* _INSTRUCTIONS TO FOLLOW_:
Below are records to transcribe exactly, without their pictures.

* _RECORDS FOR THE EXERCISE_:
▽
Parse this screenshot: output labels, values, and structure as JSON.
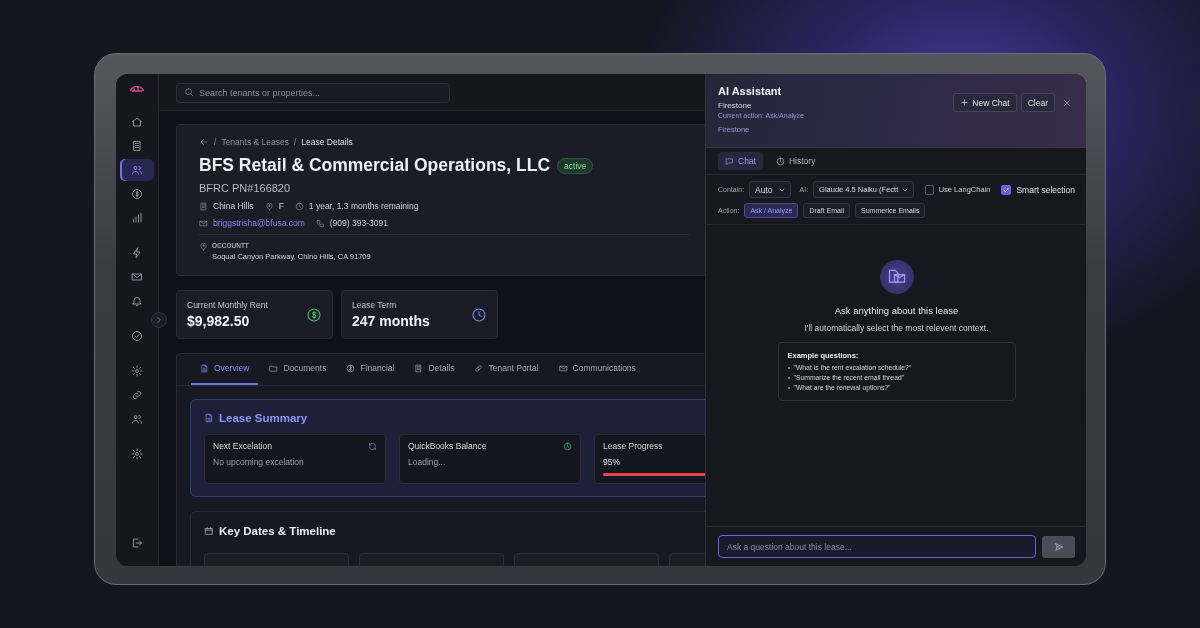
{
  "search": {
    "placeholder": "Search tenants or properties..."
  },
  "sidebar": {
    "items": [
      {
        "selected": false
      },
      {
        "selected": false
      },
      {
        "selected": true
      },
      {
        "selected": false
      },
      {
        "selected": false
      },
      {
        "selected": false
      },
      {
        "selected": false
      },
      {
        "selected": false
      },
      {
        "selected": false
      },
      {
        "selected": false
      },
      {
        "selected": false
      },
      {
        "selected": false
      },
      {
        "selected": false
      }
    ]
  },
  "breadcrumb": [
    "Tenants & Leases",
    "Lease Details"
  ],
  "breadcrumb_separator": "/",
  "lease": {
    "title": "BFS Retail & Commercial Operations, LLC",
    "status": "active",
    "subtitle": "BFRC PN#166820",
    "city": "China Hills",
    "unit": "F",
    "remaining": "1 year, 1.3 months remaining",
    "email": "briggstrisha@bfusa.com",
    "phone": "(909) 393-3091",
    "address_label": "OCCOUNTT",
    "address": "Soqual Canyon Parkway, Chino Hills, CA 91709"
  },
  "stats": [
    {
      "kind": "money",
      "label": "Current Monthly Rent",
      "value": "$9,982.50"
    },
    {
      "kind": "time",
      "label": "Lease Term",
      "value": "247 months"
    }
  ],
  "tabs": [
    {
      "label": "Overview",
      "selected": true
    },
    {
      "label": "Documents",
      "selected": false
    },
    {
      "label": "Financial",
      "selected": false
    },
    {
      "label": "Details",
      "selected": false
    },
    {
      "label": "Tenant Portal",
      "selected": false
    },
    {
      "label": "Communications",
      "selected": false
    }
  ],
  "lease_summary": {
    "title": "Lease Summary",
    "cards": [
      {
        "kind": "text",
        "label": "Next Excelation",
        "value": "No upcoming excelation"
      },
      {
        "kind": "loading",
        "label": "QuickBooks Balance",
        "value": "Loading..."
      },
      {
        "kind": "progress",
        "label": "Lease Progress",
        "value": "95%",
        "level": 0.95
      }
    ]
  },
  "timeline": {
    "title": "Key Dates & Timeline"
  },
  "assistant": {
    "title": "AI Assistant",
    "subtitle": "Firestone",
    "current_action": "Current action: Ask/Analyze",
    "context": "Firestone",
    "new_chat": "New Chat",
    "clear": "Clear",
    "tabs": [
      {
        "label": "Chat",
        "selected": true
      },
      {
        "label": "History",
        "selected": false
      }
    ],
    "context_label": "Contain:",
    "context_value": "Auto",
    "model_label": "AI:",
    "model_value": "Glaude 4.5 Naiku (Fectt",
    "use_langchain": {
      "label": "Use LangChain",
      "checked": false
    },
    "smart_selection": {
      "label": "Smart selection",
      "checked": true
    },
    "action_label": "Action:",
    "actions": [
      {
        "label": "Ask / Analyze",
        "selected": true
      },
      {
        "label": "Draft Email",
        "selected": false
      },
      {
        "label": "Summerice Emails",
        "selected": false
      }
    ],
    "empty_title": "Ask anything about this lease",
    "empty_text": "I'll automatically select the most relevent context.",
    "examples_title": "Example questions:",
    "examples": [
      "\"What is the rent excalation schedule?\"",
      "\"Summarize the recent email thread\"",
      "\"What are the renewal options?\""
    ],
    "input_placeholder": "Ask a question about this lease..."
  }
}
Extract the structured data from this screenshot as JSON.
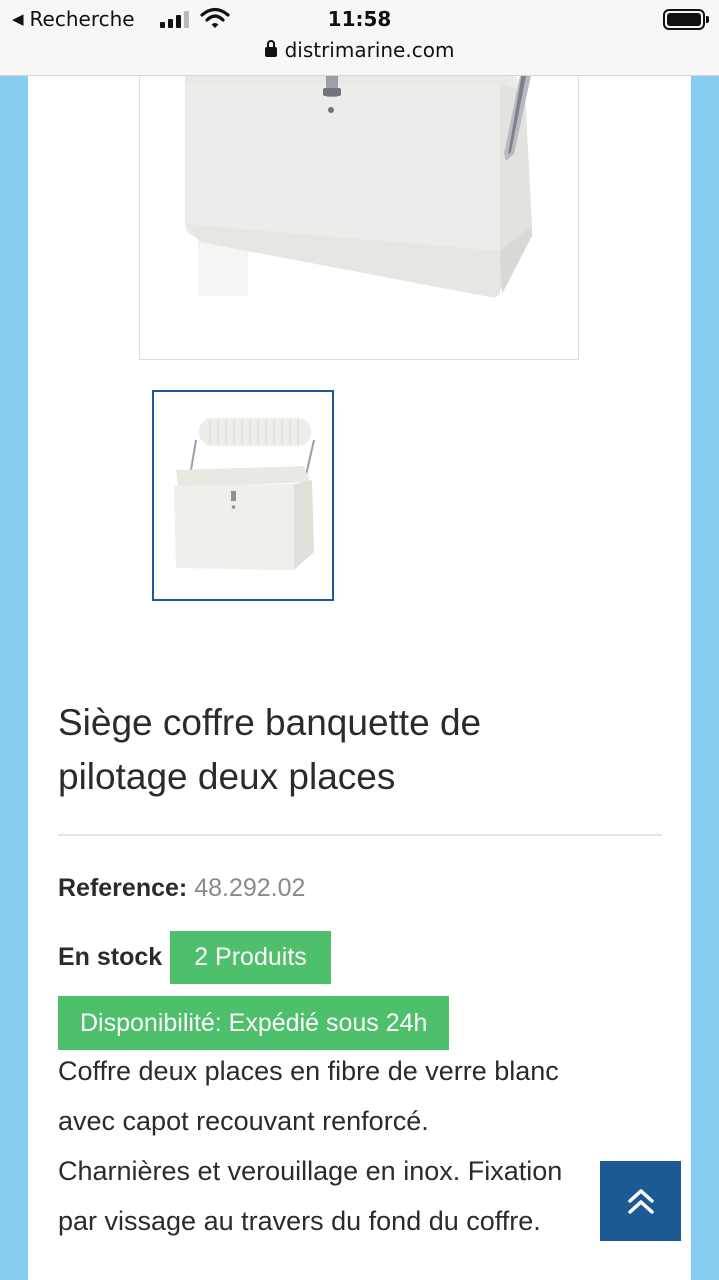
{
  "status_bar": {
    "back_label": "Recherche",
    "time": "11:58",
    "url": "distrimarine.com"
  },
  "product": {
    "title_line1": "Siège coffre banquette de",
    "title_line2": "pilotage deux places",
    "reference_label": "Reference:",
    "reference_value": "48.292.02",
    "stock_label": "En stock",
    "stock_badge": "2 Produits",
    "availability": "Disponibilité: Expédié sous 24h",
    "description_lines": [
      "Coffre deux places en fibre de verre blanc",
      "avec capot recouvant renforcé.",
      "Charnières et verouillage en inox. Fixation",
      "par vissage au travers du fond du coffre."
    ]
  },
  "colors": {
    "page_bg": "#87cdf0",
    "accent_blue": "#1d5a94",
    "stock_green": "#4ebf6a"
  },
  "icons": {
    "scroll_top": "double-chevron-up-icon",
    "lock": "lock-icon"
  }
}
△
* _CORRECT RESPONSE_:
Parse this screenshot: output labels, values, and structure as JSON.
{
  "search": {
    "placeholder": "Search tenants or properties..."
  },
  "sidebar": {
    "items": [
      {
        "selected": false
      },
      {
        "selected": false
      },
      {
        "selected": true
      },
      {
        "selected": false
      },
      {
        "selected": false
      },
      {
        "selected": false
      },
      {
        "selected": false
      },
      {
        "selected": false
      },
      {
        "selected": false
      },
      {
        "selected": false
      },
      {
        "selected": false
      },
      {
        "selected": false
      },
      {
        "selected": false
      }
    ]
  },
  "breadcrumb": [
    "Tenants & Leases",
    "Lease Details"
  ],
  "breadcrumb_separator": "/",
  "lease": {
    "title": "BFS Retail & Commercial Operations, LLC",
    "status": "active",
    "subtitle": "BFRC PN#166820",
    "city": "China Hills",
    "unit": "F",
    "remaining": "1 year, 1.3 months remaining",
    "email": "briggstrisha@bfusa.com",
    "phone": "(909) 393-3091",
    "address_label": "OCCOUNTT",
    "address": "Soqual Canyon Parkway, Chino Hills, CA 91709"
  },
  "stats": [
    {
      "kind": "money",
      "label": "Current Monthly Rent",
      "value": "$9,982.50"
    },
    {
      "kind": "time",
      "label": "Lease Term",
      "value": "247 months"
    }
  ],
  "tabs": [
    {
      "label": "Overview",
      "selected": true
    },
    {
      "label": "Documents",
      "selected": false
    },
    {
      "label": "Financial",
      "selected": false
    },
    {
      "label": "Details",
      "selected": false
    },
    {
      "label": "Tenant Portal",
      "selected": false
    },
    {
      "label": "Communications",
      "selected": false
    }
  ],
  "lease_summary": {
    "title": "Lease Summary",
    "cards": [
      {
        "kind": "text",
        "label": "Next Excelation",
        "value": "No upcoming excelation"
      },
      {
        "kind": "loading",
        "label": "QuickBooks Balance",
        "value": "Loading..."
      },
      {
        "kind": "progress",
        "label": "Lease Progress",
        "value": "95%",
        "level": 0.95
      }
    ]
  },
  "timeline": {
    "title": "Key Dates & Timeline"
  },
  "assistant": {
    "title": "AI Assistant",
    "subtitle": "Firestone",
    "current_action": "Current action: Ask/Analyze",
    "context": "Firestone",
    "new_chat": "New Chat",
    "clear": "Clear",
    "tabs": [
      {
        "label": "Chat",
        "selected": true
      },
      {
        "label": "History",
        "selected": false
      }
    ],
    "context_label": "Contain:",
    "context_value": "Auto",
    "model_label": "AI:",
    "model_value": "Glaude 4.5 Naiku (Fectt",
    "use_langchain": {
      "label": "Use LangChain",
      "checked": false
    },
    "smart_selection": {
      "label": "Smart selection",
      "checked": true
    },
    "action_label": "Action:",
    "actions": [
      {
        "label": "Ask / Analyze",
        "selected": true
      },
      {
        "label": "Draft Email",
        "selected": false
      },
      {
        "label": "Summerice Emails",
        "selected": false
      }
    ],
    "empty_title": "Ask anything about this lease",
    "empty_text": "I'll automatically select the most relevent context.",
    "examples_title": "Example questions:",
    "examples": [
      "\"What is the rent excalation schedule?\"",
      "\"Summarize the recent email thread\"",
      "\"What are the renewal options?\""
    ],
    "input_placeholder": "Ask a question about this lease..."
  }
}
Extract the structured data from this screenshot as JSON.
{
  "status_bar": {
    "back_label": "Recherche",
    "time": "11:58",
    "url": "distrimarine.com"
  },
  "product": {
    "title_line1": "Siège coffre banquette de",
    "title_line2": "pilotage deux places",
    "reference_label": "Reference:",
    "reference_value": "48.292.02",
    "stock_label": "En stock",
    "stock_badge": "2 Produits",
    "availability": "Disponibilité: Expédié sous 24h",
    "description_lines": [
      "Coffre deux places en fibre de verre blanc",
      "avec capot recouvant renforcé.",
      "Charnières et verouillage en inox. Fixation",
      "par vissage au travers du fond du coffre."
    ]
  },
  "colors": {
    "page_bg": "#87cdf0",
    "accent_blue": "#1d5a94",
    "stock_green": "#4ebf6a"
  },
  "icons": {
    "scroll_top": "double-chevron-up-icon",
    "lock": "lock-icon"
  }
}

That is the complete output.